## [Problem details]
Lines that include the word "incentivize" are the ones to copy.

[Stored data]
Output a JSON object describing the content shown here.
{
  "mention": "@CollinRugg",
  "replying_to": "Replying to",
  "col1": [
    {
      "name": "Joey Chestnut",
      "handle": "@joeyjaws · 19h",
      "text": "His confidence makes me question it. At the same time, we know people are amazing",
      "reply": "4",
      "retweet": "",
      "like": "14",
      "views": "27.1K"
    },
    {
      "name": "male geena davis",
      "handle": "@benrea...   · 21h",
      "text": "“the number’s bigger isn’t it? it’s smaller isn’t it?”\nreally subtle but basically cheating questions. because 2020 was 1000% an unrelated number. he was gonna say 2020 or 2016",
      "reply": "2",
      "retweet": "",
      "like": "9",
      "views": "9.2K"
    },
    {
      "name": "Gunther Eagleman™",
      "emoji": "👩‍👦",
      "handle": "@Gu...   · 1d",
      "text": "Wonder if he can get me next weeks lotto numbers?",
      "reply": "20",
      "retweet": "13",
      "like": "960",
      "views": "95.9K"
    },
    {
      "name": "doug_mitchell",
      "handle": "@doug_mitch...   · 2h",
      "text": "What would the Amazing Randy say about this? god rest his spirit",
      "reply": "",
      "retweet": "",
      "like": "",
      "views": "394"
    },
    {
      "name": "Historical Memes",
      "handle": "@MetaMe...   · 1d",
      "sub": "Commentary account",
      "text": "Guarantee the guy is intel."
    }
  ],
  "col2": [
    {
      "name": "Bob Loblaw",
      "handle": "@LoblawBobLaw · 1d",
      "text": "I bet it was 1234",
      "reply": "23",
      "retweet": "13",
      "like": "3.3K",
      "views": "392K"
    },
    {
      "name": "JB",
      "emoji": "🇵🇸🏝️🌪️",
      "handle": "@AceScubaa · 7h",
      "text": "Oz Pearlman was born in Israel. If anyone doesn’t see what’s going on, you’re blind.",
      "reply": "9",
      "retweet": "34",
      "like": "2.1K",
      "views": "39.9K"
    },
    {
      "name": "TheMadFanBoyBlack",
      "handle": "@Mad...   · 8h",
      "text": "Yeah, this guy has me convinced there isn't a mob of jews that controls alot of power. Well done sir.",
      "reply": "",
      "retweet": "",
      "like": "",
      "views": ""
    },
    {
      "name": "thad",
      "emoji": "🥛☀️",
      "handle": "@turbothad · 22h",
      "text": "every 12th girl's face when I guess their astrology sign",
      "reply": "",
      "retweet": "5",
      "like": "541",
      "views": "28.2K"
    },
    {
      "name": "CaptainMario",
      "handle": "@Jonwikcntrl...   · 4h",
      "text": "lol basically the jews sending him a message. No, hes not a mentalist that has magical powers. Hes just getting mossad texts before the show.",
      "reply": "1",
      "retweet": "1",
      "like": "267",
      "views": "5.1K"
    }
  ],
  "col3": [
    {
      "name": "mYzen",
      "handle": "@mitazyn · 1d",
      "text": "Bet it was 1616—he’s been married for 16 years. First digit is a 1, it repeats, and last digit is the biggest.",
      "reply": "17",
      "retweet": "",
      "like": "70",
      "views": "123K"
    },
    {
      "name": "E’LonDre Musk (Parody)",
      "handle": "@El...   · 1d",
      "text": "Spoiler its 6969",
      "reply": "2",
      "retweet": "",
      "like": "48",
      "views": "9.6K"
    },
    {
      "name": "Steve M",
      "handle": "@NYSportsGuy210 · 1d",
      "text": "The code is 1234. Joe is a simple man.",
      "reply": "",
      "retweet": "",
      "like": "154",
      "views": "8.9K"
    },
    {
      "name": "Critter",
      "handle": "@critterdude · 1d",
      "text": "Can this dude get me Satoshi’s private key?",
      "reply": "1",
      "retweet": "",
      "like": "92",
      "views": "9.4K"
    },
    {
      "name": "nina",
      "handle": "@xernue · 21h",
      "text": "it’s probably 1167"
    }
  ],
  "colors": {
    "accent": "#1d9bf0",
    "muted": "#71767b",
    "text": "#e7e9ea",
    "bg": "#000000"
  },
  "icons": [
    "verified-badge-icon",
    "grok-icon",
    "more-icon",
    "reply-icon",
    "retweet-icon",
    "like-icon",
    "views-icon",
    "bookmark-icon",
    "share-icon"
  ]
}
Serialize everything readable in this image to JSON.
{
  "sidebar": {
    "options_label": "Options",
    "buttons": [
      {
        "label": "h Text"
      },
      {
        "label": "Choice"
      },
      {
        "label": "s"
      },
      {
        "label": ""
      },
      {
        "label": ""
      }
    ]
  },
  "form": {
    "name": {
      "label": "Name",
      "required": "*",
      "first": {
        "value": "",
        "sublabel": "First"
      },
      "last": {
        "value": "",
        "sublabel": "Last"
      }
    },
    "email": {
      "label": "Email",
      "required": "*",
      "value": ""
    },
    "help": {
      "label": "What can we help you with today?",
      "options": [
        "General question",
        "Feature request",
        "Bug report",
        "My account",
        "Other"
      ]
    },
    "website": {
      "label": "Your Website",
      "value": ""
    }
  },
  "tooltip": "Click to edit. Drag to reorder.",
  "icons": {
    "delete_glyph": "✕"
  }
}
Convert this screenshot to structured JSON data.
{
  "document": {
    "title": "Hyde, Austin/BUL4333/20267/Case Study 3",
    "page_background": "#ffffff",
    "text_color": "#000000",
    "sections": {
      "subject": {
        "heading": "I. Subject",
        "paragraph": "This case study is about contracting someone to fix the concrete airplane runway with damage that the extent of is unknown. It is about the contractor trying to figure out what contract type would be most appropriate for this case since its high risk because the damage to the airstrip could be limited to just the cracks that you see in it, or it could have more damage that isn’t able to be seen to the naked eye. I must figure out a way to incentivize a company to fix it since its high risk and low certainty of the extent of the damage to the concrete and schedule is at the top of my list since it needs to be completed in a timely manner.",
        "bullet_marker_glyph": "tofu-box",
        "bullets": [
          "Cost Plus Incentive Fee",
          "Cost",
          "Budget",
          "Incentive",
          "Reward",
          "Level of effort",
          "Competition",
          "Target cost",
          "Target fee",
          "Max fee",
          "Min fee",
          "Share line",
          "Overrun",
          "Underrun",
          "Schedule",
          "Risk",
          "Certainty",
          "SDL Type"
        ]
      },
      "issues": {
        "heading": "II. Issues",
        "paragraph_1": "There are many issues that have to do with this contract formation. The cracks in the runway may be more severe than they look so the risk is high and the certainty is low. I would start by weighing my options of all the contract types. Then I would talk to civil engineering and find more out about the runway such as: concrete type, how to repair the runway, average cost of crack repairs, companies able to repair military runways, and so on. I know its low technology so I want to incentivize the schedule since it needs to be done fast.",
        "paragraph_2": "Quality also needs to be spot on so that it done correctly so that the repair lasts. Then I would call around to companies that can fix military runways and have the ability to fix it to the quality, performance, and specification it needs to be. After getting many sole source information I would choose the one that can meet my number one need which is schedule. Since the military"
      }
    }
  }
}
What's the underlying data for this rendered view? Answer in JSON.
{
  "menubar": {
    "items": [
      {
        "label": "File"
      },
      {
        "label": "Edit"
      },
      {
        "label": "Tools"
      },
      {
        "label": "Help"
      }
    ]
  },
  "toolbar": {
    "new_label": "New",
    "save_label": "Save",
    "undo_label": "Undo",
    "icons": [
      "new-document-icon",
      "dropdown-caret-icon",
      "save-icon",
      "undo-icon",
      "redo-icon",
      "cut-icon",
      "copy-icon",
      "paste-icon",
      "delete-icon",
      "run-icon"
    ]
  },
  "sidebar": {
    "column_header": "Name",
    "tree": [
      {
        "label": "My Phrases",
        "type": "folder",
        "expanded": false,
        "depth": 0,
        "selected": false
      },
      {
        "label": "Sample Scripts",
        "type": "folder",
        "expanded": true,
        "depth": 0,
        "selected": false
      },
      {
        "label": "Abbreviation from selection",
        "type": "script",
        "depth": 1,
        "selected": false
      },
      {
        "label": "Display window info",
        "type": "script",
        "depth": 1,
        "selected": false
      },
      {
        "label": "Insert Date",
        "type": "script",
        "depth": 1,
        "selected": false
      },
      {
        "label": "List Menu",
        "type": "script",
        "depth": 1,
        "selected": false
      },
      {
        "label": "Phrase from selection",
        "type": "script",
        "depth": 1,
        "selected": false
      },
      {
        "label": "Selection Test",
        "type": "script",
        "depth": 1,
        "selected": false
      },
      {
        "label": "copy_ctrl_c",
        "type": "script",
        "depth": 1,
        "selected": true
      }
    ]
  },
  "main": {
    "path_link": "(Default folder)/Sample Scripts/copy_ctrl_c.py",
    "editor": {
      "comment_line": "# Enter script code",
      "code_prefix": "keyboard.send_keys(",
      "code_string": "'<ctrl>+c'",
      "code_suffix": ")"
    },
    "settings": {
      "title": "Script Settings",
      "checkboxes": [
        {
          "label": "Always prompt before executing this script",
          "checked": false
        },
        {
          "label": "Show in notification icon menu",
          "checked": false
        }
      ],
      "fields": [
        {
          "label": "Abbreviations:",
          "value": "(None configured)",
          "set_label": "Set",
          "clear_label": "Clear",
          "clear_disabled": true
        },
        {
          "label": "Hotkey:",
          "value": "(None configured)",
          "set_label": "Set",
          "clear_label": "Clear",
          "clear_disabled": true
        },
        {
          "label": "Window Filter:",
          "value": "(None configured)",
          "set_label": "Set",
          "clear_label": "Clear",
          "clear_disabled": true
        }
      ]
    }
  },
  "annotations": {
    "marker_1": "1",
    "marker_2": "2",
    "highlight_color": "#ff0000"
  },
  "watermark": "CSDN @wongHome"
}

## [Correct result]
        "paragraph": "This case study is about contracting someone to fix the concrete airplane runway with damage that the extent of is unknown. It is about the contractor trying to figure out what contract type would be most appropriate for this case since its high risk because the damage to the airstrip could be limited to just the cracks that you see in it, or it could have more damage that isn’t able to be seen to the naked eye. I must figure out a way to incentivize a company to fix it since its high risk and low certainty of the extent of the damage to the concrete and schedule is at the top of my list since it needs to be completed in a timely manner.",
        "paragraph_1": "There are many issues that have to do with this contract formation. The cracks in the runway may be more severe than they look so the risk is high and the certainty is low. I would start by weighing my options of all the contract types. Then I would talk to civil engineering and find more out about the runway such as: concrete type, how to repair the runway, average cost of crack repairs, companies able to repair military runways, and so on. I know its low technology so I want to incentivize the schedule since it needs to be done fast.",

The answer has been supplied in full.